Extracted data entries
______________________________

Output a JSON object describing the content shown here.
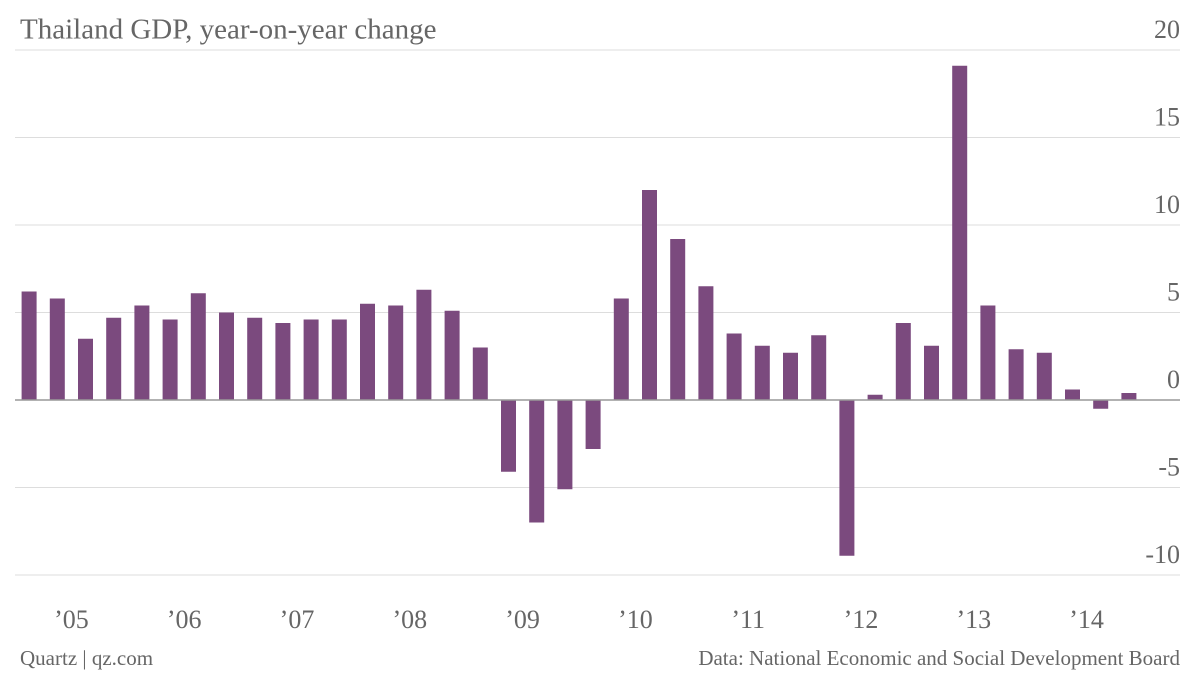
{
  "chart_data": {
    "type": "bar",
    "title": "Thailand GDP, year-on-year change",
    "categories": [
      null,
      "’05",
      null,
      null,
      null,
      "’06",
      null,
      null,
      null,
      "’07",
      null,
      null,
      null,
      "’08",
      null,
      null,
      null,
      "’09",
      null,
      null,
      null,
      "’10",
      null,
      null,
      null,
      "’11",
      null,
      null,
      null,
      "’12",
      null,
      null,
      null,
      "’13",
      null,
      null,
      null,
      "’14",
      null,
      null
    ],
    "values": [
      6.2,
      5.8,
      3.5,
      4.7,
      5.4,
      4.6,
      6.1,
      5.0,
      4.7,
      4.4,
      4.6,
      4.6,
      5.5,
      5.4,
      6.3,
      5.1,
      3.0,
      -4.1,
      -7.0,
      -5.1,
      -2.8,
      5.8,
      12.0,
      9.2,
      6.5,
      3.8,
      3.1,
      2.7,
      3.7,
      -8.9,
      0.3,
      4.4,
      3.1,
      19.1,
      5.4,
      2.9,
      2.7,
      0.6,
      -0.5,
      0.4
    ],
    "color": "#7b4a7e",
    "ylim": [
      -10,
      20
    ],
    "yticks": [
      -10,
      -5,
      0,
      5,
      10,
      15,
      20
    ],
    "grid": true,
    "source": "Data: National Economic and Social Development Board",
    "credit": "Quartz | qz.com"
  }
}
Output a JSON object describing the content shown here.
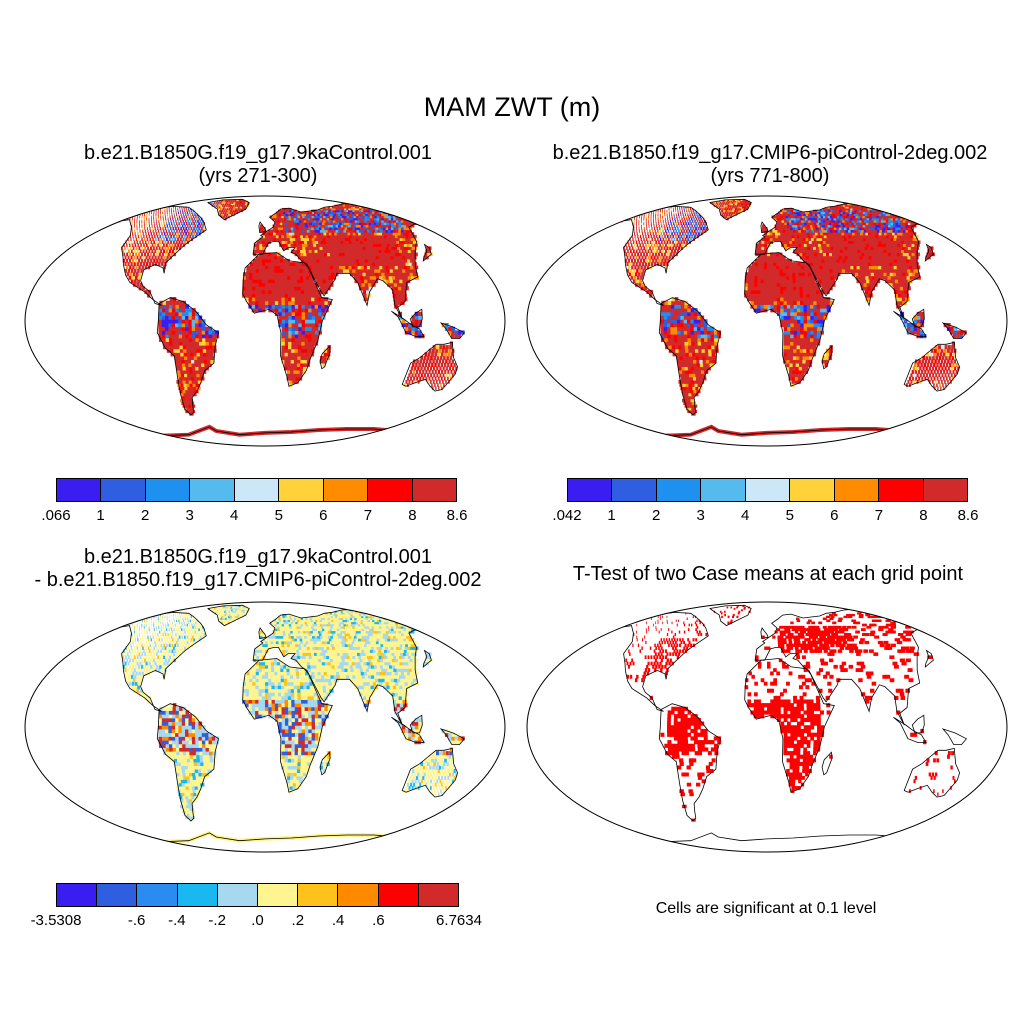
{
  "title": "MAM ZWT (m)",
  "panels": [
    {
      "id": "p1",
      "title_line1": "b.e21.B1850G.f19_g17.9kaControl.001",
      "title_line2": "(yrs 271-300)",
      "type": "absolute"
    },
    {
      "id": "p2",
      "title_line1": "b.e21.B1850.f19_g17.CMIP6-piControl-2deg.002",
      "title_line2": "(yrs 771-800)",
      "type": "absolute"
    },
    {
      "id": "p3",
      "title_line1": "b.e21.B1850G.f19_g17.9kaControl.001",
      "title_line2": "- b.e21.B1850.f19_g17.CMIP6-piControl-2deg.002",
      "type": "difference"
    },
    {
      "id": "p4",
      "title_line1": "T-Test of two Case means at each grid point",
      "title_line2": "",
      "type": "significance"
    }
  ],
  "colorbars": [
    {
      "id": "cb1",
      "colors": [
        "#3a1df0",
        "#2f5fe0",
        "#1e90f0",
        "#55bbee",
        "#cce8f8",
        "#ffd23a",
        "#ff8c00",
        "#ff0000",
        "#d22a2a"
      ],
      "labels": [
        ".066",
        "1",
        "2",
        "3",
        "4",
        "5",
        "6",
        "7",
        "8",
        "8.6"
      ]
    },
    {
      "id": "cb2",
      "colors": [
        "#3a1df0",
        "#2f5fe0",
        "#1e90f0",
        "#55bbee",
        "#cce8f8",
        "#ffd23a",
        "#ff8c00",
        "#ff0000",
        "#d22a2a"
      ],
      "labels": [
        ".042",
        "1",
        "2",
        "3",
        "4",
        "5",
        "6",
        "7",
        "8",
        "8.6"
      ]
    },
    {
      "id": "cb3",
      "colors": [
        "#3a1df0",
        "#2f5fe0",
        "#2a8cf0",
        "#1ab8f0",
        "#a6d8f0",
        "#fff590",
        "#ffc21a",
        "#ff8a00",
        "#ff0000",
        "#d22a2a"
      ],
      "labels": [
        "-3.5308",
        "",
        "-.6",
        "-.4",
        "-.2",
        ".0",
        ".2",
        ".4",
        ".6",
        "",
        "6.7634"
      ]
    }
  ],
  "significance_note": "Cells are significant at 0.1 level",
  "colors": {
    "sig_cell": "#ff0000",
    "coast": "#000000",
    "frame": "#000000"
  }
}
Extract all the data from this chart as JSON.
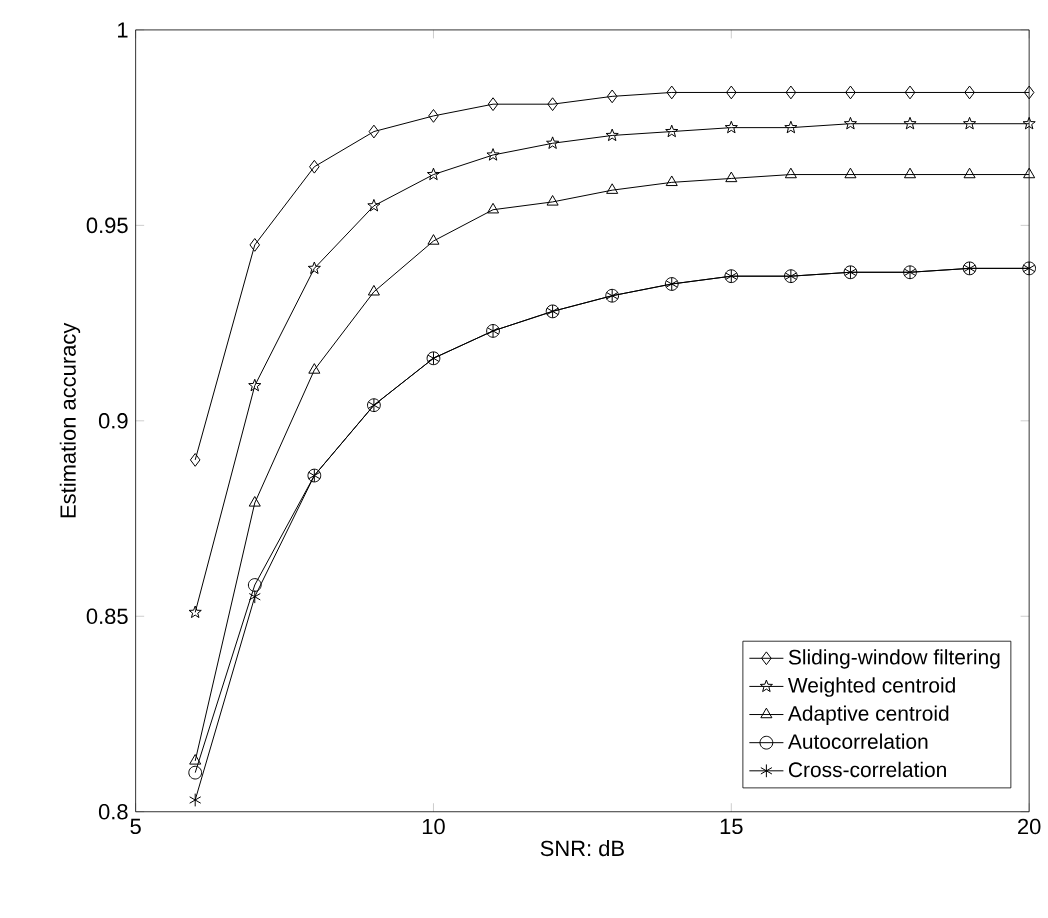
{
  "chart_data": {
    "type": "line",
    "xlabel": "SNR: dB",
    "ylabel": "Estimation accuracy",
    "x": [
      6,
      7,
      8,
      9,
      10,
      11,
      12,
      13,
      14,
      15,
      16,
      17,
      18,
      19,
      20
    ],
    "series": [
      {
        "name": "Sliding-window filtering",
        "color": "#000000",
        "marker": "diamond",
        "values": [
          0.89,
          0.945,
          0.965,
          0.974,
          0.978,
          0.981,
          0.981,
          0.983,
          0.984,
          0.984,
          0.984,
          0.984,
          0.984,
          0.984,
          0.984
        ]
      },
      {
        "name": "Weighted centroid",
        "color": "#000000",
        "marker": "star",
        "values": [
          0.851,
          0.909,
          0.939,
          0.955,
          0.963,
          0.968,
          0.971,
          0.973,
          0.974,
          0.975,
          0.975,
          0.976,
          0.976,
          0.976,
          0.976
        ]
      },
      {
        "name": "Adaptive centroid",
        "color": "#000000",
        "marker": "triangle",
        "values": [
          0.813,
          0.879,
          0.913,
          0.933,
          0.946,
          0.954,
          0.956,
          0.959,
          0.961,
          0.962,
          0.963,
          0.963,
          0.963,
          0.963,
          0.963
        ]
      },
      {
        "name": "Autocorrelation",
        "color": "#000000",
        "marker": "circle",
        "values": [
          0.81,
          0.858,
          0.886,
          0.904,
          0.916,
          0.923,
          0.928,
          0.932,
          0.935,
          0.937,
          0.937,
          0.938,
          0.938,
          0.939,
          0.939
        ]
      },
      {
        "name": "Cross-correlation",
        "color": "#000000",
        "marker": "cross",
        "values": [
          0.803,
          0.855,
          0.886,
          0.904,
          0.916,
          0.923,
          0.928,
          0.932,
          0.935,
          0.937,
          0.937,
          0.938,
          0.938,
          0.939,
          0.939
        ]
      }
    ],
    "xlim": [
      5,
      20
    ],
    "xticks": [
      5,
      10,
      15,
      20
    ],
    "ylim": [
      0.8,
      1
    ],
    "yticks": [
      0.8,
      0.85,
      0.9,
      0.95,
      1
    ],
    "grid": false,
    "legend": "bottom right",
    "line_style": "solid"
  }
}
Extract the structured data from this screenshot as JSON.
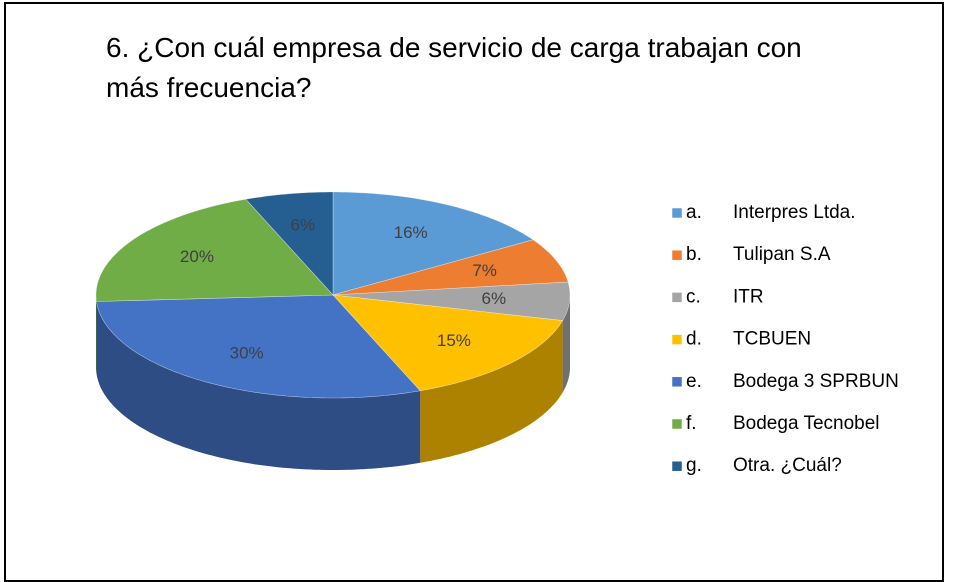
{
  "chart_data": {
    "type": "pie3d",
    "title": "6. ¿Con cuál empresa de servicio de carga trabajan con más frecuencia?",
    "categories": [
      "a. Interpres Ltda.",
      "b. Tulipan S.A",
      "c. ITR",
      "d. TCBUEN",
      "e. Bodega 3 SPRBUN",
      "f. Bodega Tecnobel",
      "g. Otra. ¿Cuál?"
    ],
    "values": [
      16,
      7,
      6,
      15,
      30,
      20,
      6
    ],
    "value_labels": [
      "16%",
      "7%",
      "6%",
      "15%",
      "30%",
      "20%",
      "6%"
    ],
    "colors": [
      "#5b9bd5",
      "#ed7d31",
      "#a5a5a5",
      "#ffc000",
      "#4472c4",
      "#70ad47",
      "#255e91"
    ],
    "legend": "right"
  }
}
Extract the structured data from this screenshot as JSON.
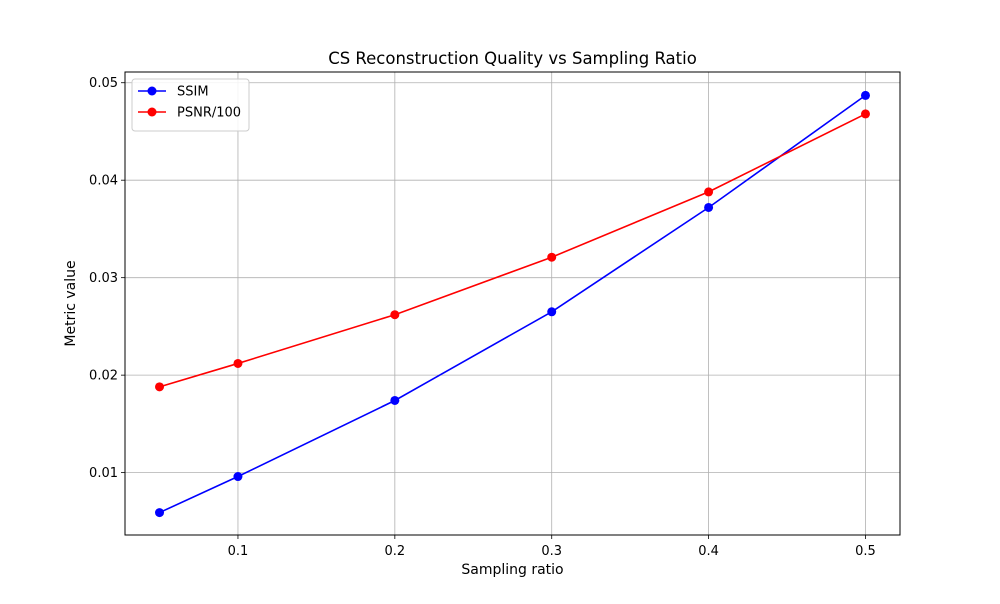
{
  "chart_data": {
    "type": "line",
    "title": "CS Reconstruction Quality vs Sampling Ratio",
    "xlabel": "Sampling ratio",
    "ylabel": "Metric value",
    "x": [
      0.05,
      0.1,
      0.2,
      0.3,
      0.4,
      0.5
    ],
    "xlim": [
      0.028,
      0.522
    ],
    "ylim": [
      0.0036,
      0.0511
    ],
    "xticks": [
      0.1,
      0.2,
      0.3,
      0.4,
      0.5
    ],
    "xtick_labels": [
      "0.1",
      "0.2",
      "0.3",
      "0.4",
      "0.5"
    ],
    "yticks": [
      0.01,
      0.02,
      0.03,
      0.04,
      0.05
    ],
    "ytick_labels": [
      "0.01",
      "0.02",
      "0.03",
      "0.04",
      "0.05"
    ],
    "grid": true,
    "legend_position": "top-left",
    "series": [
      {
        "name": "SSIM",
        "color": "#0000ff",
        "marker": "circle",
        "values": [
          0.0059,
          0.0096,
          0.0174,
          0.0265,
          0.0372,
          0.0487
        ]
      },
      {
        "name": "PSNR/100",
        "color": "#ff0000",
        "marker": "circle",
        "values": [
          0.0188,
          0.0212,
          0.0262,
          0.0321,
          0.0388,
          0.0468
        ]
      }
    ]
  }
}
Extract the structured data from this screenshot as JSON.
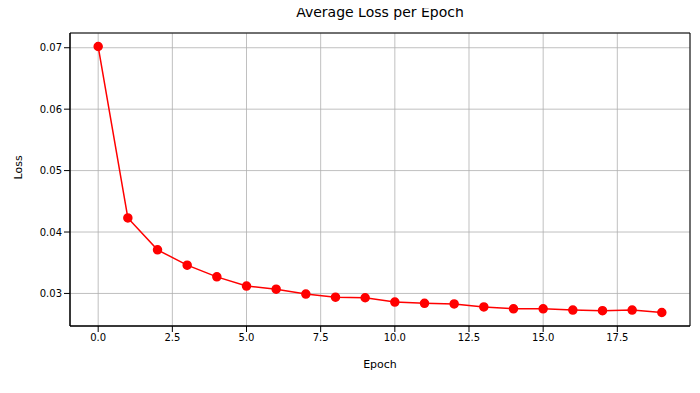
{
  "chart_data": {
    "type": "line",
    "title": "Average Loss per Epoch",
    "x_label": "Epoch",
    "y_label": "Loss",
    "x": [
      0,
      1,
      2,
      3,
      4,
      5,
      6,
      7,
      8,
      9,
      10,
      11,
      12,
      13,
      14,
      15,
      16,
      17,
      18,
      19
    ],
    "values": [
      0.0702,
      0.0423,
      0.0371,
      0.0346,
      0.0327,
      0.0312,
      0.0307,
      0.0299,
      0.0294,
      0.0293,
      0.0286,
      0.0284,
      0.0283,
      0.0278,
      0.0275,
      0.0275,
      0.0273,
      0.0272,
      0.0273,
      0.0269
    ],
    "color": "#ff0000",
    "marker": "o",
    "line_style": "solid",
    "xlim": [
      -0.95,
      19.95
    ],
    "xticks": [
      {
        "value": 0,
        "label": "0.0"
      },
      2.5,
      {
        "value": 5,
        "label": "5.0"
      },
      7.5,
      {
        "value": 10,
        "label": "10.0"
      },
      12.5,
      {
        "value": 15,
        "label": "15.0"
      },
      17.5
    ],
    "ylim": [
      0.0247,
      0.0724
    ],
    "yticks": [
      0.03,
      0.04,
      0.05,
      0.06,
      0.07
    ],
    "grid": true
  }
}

______________________________

Each line with the string "Loss" in it needs to be found and copied.

    "title": "Average Loss per Epoch",
    "y_label": "Loss",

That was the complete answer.